Stored data
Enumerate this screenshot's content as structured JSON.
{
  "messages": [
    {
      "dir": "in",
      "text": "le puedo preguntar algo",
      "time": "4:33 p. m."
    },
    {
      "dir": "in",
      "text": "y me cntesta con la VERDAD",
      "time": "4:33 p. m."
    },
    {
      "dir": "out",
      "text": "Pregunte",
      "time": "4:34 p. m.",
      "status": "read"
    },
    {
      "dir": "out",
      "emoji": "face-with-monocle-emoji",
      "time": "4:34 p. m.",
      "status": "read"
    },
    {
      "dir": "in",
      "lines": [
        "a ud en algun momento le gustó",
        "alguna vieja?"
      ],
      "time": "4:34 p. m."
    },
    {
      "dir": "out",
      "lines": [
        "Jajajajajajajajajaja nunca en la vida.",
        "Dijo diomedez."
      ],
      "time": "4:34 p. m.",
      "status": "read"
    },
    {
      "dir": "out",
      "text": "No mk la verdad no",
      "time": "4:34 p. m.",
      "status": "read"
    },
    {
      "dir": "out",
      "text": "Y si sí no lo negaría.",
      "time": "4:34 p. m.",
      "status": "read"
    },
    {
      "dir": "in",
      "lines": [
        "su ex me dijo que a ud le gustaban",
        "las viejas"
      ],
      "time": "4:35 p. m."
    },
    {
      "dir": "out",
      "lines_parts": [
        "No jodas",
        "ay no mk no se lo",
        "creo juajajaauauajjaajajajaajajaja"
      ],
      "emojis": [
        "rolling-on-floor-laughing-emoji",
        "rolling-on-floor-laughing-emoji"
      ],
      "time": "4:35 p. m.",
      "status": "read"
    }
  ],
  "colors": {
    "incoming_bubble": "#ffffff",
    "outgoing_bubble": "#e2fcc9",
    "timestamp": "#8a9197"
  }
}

• [WORK TO DO]:
Gather each line from the listing above that holds "text".

• [EXERCISE OUTPUT]:
      "text": "le puedo preguntar algo",
      "text": "y me cntesta con la VERDAD",
      "text": "Pregunte",
      "text": "No mk la verdad no",
      "text": "Y si sí no lo negaría.",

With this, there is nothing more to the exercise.